* STATED PROBLEM
Please give the listing below again, substituting "Longitude (degrees)" for every "Longitude (°)" and leaving everything else unchanged. Omit the pictures from your answer.

#### RECORDS SHOWN

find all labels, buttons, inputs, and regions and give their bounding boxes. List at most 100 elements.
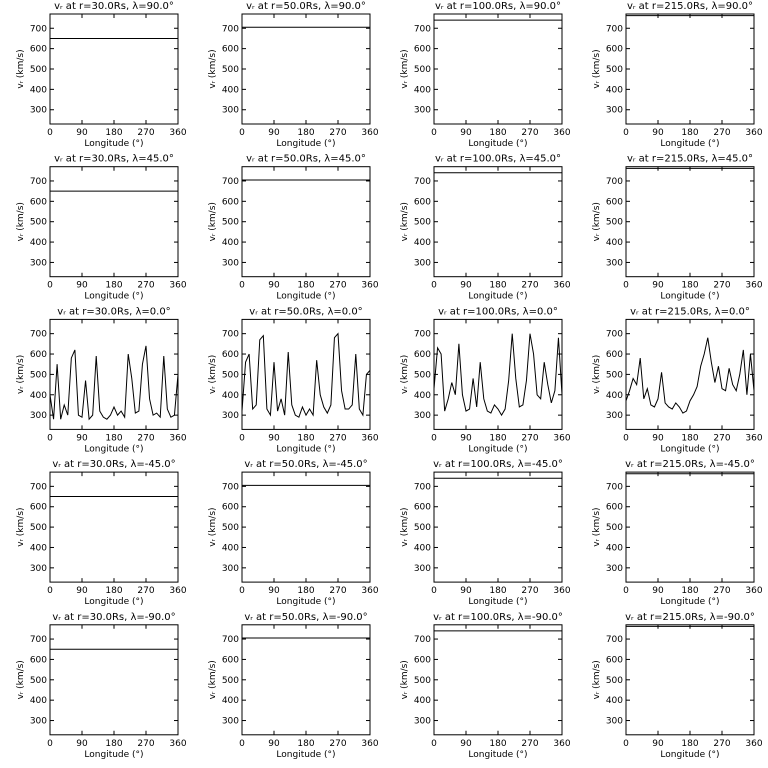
y-axis-label: vᵣ (km/s)	[208, 202, 218, 241]
x-tick-label: 270	[329, 586, 346, 596]
y-axis-label: vᵣ (km/s)	[592, 660, 602, 699]
chart-title: vᵣ at r=100.0Rs, λ=0.0°	[438, 306, 558, 317]
x-tick-label: 180	[105, 128, 122, 138]
y-tick-label: 300	[222, 717, 239, 727]
x-tick-label: 0	[623, 281, 629, 291]
y-tick-label: 300	[30, 106, 47, 116]
y-tick-label: 700	[30, 330, 47, 340]
y-tick-label: 500	[606, 370, 623, 380]
plot-frame	[49, 624, 179, 736]
x-tick-label: 0	[47, 433, 53, 443]
x-tick-label: 0	[431, 586, 437, 596]
x-tick-label: 90	[268, 586, 280, 596]
y-tick-label: 400	[30, 543, 47, 553]
x-tick-label: 180	[297, 433, 314, 443]
chart-title: vᵣ at r=100.0Rs, λ=-45.0°	[433, 459, 563, 470]
x-tick-label: 180	[105, 586, 122, 596]
x-tick-label: 360	[169, 586, 186, 596]
y-tick-label: 400	[222, 85, 239, 95]
plot-frame	[433, 166, 563, 278]
y-axis-label: vᵣ (km/s)	[592, 355, 602, 394]
y-tick-label: 700	[30, 635, 47, 645]
x-tick-label: 270	[137, 281, 154, 291]
x-axis-label: Longitude (°)	[84, 597, 143, 607]
chart-title: vᵣ at r=30.0Rs, λ=45.0°	[54, 154, 174, 165]
y-tick-label: 300	[222, 411, 239, 421]
plot-frame	[433, 13, 563, 125]
y-tick-label: 400	[30, 391, 47, 401]
x-axis-label: Longitude (°)	[468, 292, 527, 302]
data-line	[626, 337, 754, 414]
y-tick-label: 600	[222, 503, 239, 513]
x-tick-label: 360	[553, 586, 570, 596]
x-tick-label: 360	[361, 128, 378, 138]
plot-frame	[49, 471, 179, 583]
x-axis-label: Longitude (°)	[660, 750, 719, 760]
y-tick-label: 700	[30, 177, 47, 187]
x-axis-label: Longitude (°)	[84, 750, 143, 760]
x-tick-label: 270	[521, 586, 538, 596]
y-tick-label: 500	[222, 218, 239, 228]
x-tick-label: 360	[745, 281, 762, 291]
plot-frame	[625, 13, 755, 125]
x-tick-label: 90	[460, 586, 472, 596]
x-tick-label: 0	[47, 739, 53, 749]
plot-frame	[241, 318, 371, 430]
x-tick-label: 0	[47, 281, 53, 291]
x-tick-label: 360	[553, 433, 570, 443]
x-tick-label: 90	[652, 281, 664, 291]
y-tick-label: 300	[414, 411, 431, 421]
x-tick-label: 90	[268, 739, 280, 749]
x-tick-label: 180	[489, 739, 506, 749]
x-axis-label: Longitude (°)	[84, 444, 143, 454]
plot-frame	[625, 624, 755, 736]
y-tick-label: 400	[222, 391, 239, 401]
y-tick-label: 600	[222, 655, 239, 665]
chart-title: vᵣ at r=100.0Rs, λ=-90.0°	[433, 612, 563, 623]
x-tick-label: 180	[681, 586, 698, 596]
y-tick-label: 300	[414, 564, 431, 574]
y-tick-label: 300	[222, 258, 239, 268]
y-tick-label: 700	[414, 177, 431, 187]
y-tick-label: 600	[414, 503, 431, 513]
x-tick-label: 0	[47, 128, 53, 138]
y-tick-label: 700	[606, 635, 623, 645]
y-axis-label: vᵣ (km/s)	[208, 49, 218, 88]
x-tick-label: 270	[713, 281, 730, 291]
y-tick-label: 700	[414, 482, 431, 492]
y-tick-label: 400	[606, 85, 623, 95]
x-axis-label: Longitude (°)	[84, 139, 143, 149]
y-tick-label: 400	[414, 85, 431, 95]
y-tick-label: 700	[606, 482, 623, 492]
y-tick-label: 700	[414, 635, 431, 645]
y-tick-label: 500	[414, 65, 431, 75]
x-tick-label: 270	[137, 128, 154, 138]
y-axis-label: vᵣ (km/s)	[592, 507, 602, 546]
plot-frame	[433, 624, 563, 736]
x-tick-label: 90	[76, 586, 88, 596]
y-tick-label: 400	[222, 543, 239, 553]
x-tick-label: 270	[137, 433, 154, 443]
x-tick-label: 180	[105, 433, 122, 443]
x-tick-label: 270	[329, 128, 346, 138]
x-tick-label: 180	[297, 281, 314, 291]
y-tick-label: 700	[222, 482, 239, 492]
chart-title: vᵣ at r=30.0Rs, λ=90.0°	[54, 1, 174, 12]
x-tick-label: 270	[521, 281, 538, 291]
y-tick-label: 600	[606, 503, 623, 513]
x-tick-label: 270	[521, 433, 538, 443]
y-tick-label: 600	[30, 45, 47, 55]
y-tick-label: 400	[222, 238, 239, 248]
x-tick-label: 360	[169, 281, 186, 291]
y-tick-label: 300	[222, 564, 239, 574]
y-tick-label: 500	[606, 65, 623, 75]
x-tick-label: 90	[652, 586, 664, 596]
y-tick-label: 300	[606, 564, 623, 574]
x-axis-label: Longitude (°)	[468, 597, 527, 607]
x-tick-label: 0	[431, 128, 437, 138]
y-tick-label: 300	[414, 106, 431, 116]
chart-title: vᵣ at r=50.0Rs, λ=-45.0°	[244, 459, 367, 470]
x-tick-label: 0	[623, 586, 629, 596]
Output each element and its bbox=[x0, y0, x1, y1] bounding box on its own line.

########

* RESPONSE FOR THIS EXERCISE
find all labels, buttons, inputs, and regions and give their bounding boxes. List at most 100 elements.
y-axis-label: vᵣ (km/s)	[208, 202, 218, 241]
x-tick-label: 270	[329, 586, 346, 596]
y-axis-label: vᵣ (km/s)	[592, 660, 602, 699]
chart-title: vᵣ at r=100.0Rs, λ=0.0°	[438, 306, 558, 317]
x-tick-label: 180	[105, 128, 122, 138]
y-tick-label: 300	[222, 717, 239, 727]
x-tick-label: 0	[623, 281, 629, 291]
y-tick-label: 300	[30, 106, 47, 116]
y-tick-label: 700	[30, 330, 47, 340]
y-tick-label: 500	[606, 370, 623, 380]
plot-frame	[49, 624, 179, 736]
x-tick-label: 0	[47, 433, 53, 443]
x-tick-label: 0	[431, 586, 437, 596]
x-tick-label: 90	[268, 586, 280, 596]
y-tick-label: 400	[30, 543, 47, 553]
x-tick-label: 180	[297, 433, 314, 443]
chart-title: vᵣ at r=100.0Rs, λ=-45.0°	[433, 459, 563, 470]
x-tick-label: 180	[105, 586, 122, 596]
x-tick-label: 360	[169, 586, 186, 596]
y-tick-label: 400	[222, 85, 239, 95]
plot-frame	[433, 166, 563, 278]
y-axis-label: vᵣ (km/s)	[592, 355, 602, 394]
y-tick-label: 700	[30, 635, 47, 645]
x-tick-label: 270	[137, 281, 154, 291]
x-axis-label: Longitude (degrees)	[84, 597, 143, 607]
chart-title: vᵣ at r=30.0Rs, λ=45.0°	[54, 154, 174, 165]
y-tick-label: 300	[222, 411, 239, 421]
plot-frame	[433, 13, 563, 125]
y-tick-label: 400	[30, 391, 47, 401]
x-axis-label: Longitude (degrees)	[468, 292, 527, 302]
data-line	[626, 337, 754, 414]
y-tick-label: 600	[222, 503, 239, 513]
x-tick-label: 360	[553, 586, 570, 596]
x-tick-label: 360	[361, 128, 378, 138]
plot-frame	[49, 471, 179, 583]
x-axis-label: Longitude (degrees)	[660, 750, 719, 760]
y-tick-label: 700	[30, 177, 47, 187]
x-axis-label: Longitude (degrees)	[84, 750, 143, 760]
x-tick-label: 270	[521, 586, 538, 596]
y-tick-label: 500	[222, 218, 239, 228]
x-tick-label: 360	[745, 281, 762, 291]
plot-frame	[625, 13, 755, 125]
x-tick-label: 90	[460, 586, 472, 596]
x-tick-label: 0	[47, 739, 53, 749]
plot-frame	[241, 318, 371, 430]
x-tick-label: 0	[47, 281, 53, 291]
x-tick-label: 360	[553, 433, 570, 443]
x-tick-label: 90	[652, 281, 664, 291]
y-tick-label: 300	[414, 411, 431, 421]
x-tick-label: 90	[268, 739, 280, 749]
x-tick-label: 180	[489, 739, 506, 749]
x-axis-label: Longitude (degrees)	[84, 444, 143, 454]
plot-frame	[625, 624, 755, 736]
y-tick-label: 400	[222, 391, 239, 401]
y-tick-label: 600	[222, 655, 239, 665]
chart-title: vᵣ at r=100.0Rs, λ=-90.0°	[433, 612, 563, 623]
x-tick-label: 180	[681, 586, 698, 596]
y-tick-label: 300	[414, 564, 431, 574]
y-tick-label: 300	[222, 258, 239, 268]
y-tick-label: 700	[414, 177, 431, 187]
y-tick-label: 600	[414, 503, 431, 513]
x-tick-label: 0	[47, 128, 53, 138]
y-tick-label: 700	[606, 635, 623, 645]
y-axis-label: vᵣ (km/s)	[208, 49, 218, 88]
x-tick-label: 270	[713, 281, 730, 291]
y-tick-label: 700	[414, 482, 431, 492]
y-tick-label: 400	[606, 85, 623, 95]
x-axis-label: Longitude (degrees)	[84, 139, 143, 149]
y-tick-label: 400	[414, 85, 431, 95]
y-tick-label: 700	[606, 482, 623, 492]
y-tick-label: 700	[414, 635, 431, 645]
y-tick-label: 500	[414, 65, 431, 75]
x-tick-label: 270	[137, 128, 154, 138]
y-axis-label: vᵣ (km/s)	[592, 507, 602, 546]
plot-frame	[433, 624, 563, 736]
x-tick-label: 90	[76, 586, 88, 596]
y-tick-label: 400	[222, 543, 239, 553]
x-tick-label: 270	[137, 433, 154, 443]
x-tick-label: 180	[105, 433, 122, 443]
x-tick-label: 270	[329, 128, 346, 138]
x-tick-label: 180	[297, 281, 314, 291]
y-tick-label: 700	[222, 482, 239, 492]
chart-title: vᵣ at r=30.0Rs, λ=90.0°	[54, 1, 174, 12]
x-tick-label: 270	[521, 281, 538, 291]
y-tick-label: 600	[606, 503, 623, 513]
x-tick-label: 270	[521, 433, 538, 443]
y-tick-label: 600	[30, 45, 47, 55]
y-tick-label: 400	[222, 238, 239, 248]
x-tick-label: 360	[169, 281, 186, 291]
y-tick-label: 300	[222, 564, 239, 574]
y-tick-label: 500	[606, 65, 623, 75]
x-tick-label: 90	[652, 586, 664, 596]
y-tick-label: 300	[606, 564, 623, 574]
x-axis-label: Longitude (degrees)	[468, 597, 527, 607]
x-tick-label: 0	[431, 128, 437, 138]
y-tick-label: 300	[414, 106, 431, 116]
chart-title: vᵣ at r=50.0Rs, λ=-45.0°	[244, 459, 367, 470]
x-tick-label: 0	[623, 586, 629, 596]
Output each element and its bbox=[x0, y0, x1, y1] bounding box on its own line.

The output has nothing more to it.